--- Records supplied ---
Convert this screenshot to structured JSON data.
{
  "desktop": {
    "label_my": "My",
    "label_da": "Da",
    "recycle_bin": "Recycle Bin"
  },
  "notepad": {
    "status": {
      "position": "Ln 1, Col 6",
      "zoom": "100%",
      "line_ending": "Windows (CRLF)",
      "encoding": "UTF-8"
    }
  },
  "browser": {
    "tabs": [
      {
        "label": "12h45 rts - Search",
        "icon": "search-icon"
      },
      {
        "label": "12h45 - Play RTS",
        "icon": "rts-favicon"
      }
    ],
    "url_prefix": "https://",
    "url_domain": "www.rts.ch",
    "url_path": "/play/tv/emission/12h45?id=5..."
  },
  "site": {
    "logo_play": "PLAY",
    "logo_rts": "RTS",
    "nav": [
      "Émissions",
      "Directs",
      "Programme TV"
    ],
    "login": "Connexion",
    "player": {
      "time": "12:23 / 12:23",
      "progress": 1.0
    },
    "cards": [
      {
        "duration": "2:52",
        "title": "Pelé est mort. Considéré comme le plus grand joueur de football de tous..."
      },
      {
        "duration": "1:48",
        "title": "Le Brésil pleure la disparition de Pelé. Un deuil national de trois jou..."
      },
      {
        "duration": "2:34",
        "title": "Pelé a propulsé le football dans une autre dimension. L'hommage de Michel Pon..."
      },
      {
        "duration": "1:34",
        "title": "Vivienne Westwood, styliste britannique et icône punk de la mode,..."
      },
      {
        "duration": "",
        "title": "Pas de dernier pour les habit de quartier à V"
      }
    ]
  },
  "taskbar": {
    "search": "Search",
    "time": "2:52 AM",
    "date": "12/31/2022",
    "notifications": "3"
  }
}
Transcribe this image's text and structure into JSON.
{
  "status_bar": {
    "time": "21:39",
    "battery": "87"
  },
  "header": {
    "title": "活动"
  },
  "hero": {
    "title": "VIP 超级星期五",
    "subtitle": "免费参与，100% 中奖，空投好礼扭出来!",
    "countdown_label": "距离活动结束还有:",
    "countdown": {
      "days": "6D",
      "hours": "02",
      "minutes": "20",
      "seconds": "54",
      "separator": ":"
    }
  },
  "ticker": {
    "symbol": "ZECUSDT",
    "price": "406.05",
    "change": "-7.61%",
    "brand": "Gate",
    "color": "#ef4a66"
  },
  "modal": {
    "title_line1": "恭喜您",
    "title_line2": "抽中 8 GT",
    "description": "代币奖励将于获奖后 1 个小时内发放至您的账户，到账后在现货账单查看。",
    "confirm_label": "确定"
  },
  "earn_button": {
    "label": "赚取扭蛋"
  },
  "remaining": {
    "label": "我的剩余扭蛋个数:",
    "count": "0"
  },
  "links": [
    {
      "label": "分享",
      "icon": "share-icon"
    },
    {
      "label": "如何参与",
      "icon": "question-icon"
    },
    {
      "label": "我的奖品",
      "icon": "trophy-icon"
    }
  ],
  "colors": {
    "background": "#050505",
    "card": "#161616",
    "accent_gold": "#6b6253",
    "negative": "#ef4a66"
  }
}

--- Work required ---
The records above are to be copied in full, exactly as written.

--- Answer to the task ---
Convert this screenshot to structured JSON data.
{
  "desktop": {
    "label_my": "My",
    "label_da": "Da",
    "recycle_bin": "Recycle Bin"
  },
  "notepad": {
    "status": {
      "position": "Ln 1, Col 6",
      "zoom": "100%",
      "line_ending": "Windows (CRLF)",
      "encoding": "UTF-8"
    }
  },
  "browser": {
    "tabs": [
      {
        "label": "12h45 rts - Search",
        "icon": "search-icon"
      },
      {
        "label": "12h45 - Play RTS",
        "icon": "rts-favicon"
      }
    ],
    "url_prefix": "https://",
    "url_domain": "www.rts.ch",
    "url_path": "/play/tv/emission/12h45?id=5..."
  },
  "site": {
    "logo_play": "PLAY",
    "logo_rts": "RTS",
    "nav": [
      "Émissions",
      "Directs",
      "Programme TV"
    ],
    "login": "Connexion",
    "player": {
      "time": "12:23 / 12:23",
      "progress": 1.0
    },
    "cards": [
      {
        "duration": "2:52",
        "title": "Pelé est mort. Considéré comme le plus grand joueur de football de tous..."
      },
      {
        "duration": "1:48",
        "title": "Le Brésil pleure la disparition de Pelé. Un deuil national de trois jou..."
      },
      {
        "duration": "2:34",
        "title": "Pelé a propulsé le football dans une autre dimension. L'hommage de Michel Pon..."
      },
      {
        "duration": "1:34",
        "title": "Vivienne Westwood, styliste britannique et icône punk de la mode,..."
      },
      {
        "duration": "",
        "title": "Pas de dernier pour les habit de quartier à V"
      }
    ]
  },
  "taskbar": {
    "search": "Search",
    "time": "2:52 AM",
    "date": "12/31/2022",
    "notifications": "3"
  }
}
Transcribe this image's text and structure into JSON.
{
  "status_bar": {
    "time": "21:39",
    "battery": "87"
  },
  "header": {
    "title": "活动"
  },
  "hero": {
    "title": "VIP 超级星期五",
    "subtitle": "免费参与，100% 中奖，空投好礼扭出来!",
    "countdown_label": "距离活动结束还有:",
    "countdown": {
      "days": "6D",
      "hours": "02",
      "minutes": "20",
      "seconds": "54",
      "separator": ":"
    }
  },
  "ticker": {
    "symbol": "ZECUSDT",
    "price": "406.05",
    "change": "-7.61%",
    "brand": "Gate",
    "color": "#ef4a66"
  },
  "modal": {
    "title_line1": "恭喜您",
    "title_line2": "抽中 8 GT",
    "description": "代币奖励将于获奖后 1 个小时内发放至您的账户，到账后在现货账单查看。",
    "confirm_label": "确定"
  },
  "earn_button": {
    "label": "赚取扭蛋"
  },
  "remaining": {
    "label": "我的剩余扭蛋个数:",
    "count": "0"
  },
  "links": [
    {
      "label": "分享",
      "icon": "share-icon"
    },
    {
      "label": "如何参与",
      "icon": "question-icon"
    },
    {
      "label": "我的奖品",
      "icon": "trophy-icon"
    }
  ],
  "colors": {
    "background": "#050505",
    "card": "#161616",
    "accent_gold": "#6b6253",
    "negative": "#ef4a66"
  }
}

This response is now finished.